#### RECORDS TO PROCESS ####

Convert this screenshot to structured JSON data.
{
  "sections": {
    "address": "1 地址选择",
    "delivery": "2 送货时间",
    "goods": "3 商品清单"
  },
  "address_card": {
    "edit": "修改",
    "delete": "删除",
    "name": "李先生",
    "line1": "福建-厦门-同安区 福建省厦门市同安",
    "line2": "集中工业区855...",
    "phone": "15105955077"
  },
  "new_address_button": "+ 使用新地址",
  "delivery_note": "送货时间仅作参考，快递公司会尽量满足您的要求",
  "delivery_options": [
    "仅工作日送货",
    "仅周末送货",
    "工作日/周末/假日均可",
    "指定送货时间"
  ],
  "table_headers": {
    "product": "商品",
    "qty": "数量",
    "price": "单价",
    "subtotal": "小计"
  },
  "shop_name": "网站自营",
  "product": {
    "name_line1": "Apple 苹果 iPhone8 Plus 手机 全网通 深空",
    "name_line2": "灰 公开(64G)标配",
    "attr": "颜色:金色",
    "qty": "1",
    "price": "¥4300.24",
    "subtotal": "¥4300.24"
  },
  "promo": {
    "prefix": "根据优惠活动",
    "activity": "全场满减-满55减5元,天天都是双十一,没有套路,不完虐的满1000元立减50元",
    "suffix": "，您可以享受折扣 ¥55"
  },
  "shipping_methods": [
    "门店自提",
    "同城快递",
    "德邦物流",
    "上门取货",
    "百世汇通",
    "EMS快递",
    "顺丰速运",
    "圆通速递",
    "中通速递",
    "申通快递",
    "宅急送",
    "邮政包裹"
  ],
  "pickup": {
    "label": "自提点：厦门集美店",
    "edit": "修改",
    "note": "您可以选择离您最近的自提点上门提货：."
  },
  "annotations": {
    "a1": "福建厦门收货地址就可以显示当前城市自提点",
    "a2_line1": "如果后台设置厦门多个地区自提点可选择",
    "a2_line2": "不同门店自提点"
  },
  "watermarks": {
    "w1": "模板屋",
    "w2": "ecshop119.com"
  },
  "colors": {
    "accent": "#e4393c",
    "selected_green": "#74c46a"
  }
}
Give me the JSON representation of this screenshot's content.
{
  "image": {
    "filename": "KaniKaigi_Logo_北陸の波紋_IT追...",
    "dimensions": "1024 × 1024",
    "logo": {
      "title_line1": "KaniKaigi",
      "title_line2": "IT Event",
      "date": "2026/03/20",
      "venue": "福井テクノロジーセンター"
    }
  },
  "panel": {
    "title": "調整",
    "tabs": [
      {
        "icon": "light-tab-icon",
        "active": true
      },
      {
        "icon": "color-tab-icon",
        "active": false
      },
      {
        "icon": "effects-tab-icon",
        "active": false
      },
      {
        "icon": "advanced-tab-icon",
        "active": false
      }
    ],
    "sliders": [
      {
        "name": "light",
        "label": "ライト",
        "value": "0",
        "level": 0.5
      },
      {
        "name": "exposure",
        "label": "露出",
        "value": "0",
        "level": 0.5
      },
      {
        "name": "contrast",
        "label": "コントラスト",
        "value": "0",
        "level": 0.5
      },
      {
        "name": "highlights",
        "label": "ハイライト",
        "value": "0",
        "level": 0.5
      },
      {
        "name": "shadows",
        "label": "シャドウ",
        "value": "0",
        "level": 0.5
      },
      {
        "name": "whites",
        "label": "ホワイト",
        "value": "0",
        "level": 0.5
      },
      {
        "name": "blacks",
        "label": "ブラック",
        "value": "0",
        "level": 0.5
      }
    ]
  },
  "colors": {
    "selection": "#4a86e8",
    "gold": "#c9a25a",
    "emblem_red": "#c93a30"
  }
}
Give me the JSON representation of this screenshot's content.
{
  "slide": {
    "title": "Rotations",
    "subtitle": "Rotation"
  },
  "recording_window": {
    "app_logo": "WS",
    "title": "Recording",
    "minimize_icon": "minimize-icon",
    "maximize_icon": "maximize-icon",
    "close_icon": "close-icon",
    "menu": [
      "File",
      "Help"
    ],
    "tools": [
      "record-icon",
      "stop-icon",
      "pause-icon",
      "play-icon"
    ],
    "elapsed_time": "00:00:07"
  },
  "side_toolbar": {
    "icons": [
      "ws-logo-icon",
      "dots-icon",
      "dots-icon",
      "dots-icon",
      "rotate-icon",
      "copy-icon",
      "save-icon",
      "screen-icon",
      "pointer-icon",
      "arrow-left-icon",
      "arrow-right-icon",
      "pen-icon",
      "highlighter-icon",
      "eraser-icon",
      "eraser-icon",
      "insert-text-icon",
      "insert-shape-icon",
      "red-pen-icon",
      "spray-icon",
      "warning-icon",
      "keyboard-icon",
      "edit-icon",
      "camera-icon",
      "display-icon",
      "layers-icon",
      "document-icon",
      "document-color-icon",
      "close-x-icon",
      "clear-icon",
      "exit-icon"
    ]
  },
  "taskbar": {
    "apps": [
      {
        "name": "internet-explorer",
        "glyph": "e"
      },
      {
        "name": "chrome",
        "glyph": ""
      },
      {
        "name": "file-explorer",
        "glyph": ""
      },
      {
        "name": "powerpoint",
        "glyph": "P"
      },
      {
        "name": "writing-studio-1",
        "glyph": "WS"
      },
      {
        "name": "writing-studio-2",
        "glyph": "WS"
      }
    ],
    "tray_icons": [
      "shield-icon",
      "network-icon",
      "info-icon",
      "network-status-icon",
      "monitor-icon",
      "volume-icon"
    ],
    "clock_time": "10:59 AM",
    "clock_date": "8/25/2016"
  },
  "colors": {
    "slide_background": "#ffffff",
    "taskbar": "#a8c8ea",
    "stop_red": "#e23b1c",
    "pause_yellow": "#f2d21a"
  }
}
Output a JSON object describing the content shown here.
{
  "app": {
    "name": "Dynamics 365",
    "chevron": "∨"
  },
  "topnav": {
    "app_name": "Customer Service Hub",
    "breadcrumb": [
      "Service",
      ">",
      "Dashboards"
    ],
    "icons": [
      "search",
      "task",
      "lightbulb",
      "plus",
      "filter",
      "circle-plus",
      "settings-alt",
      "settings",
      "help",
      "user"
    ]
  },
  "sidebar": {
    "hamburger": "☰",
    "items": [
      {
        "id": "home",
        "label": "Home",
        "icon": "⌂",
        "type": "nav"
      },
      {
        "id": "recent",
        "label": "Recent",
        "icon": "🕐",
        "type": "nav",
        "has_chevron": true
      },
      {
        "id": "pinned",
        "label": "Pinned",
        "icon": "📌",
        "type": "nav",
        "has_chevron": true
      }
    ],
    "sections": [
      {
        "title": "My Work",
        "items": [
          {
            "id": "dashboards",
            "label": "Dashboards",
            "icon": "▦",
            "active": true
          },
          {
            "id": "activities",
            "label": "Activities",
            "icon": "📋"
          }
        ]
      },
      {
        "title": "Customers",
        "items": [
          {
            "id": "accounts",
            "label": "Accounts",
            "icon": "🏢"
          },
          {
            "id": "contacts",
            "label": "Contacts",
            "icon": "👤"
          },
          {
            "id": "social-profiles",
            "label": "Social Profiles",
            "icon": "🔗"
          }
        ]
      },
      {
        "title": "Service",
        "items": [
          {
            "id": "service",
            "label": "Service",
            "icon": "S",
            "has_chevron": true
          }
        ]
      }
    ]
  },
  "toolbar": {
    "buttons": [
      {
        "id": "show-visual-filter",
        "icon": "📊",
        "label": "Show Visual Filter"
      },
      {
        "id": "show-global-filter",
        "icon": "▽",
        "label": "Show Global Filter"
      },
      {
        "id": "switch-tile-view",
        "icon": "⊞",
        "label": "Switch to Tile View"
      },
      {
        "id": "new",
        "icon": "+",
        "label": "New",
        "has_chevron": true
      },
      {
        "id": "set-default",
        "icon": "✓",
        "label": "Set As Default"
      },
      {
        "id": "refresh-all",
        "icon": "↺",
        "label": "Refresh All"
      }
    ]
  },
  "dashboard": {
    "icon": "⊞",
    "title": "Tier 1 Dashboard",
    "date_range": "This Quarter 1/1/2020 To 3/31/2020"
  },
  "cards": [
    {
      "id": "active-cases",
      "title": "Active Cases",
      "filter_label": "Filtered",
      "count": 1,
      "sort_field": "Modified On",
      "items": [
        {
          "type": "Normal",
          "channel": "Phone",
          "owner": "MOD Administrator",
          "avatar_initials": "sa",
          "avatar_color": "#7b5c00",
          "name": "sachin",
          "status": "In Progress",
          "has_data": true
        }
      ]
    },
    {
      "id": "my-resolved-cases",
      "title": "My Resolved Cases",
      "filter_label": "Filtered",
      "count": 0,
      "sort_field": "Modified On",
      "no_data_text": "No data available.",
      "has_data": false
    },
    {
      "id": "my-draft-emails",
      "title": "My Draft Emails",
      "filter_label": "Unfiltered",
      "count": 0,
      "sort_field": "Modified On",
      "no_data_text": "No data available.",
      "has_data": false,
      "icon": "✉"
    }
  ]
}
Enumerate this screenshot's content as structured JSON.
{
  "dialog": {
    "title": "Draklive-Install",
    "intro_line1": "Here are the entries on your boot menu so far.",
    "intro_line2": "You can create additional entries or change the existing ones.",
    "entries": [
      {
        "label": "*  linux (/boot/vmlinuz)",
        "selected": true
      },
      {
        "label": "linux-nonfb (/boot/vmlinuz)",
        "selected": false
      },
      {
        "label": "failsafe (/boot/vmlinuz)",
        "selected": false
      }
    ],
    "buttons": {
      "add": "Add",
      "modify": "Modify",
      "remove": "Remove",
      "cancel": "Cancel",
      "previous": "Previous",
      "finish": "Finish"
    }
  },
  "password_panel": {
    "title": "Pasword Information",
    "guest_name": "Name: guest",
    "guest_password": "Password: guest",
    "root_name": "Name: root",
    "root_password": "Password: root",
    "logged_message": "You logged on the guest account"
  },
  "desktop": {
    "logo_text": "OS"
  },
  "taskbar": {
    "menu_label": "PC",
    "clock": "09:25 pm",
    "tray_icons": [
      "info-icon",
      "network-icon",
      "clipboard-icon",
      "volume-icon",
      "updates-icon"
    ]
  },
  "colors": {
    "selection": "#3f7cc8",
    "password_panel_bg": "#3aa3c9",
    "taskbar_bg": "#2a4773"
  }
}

####

WRITTEN TASK
From the entries above, copy each line holding "screenshot".

EXERCISE OUTPUT
Convert this screenshot to structured JSON data.
Give me the JSON representation of this screenshot's content.
Give me the JSON representation of this screenshot's content.
Enumerate this screenshot's content as structured JSON.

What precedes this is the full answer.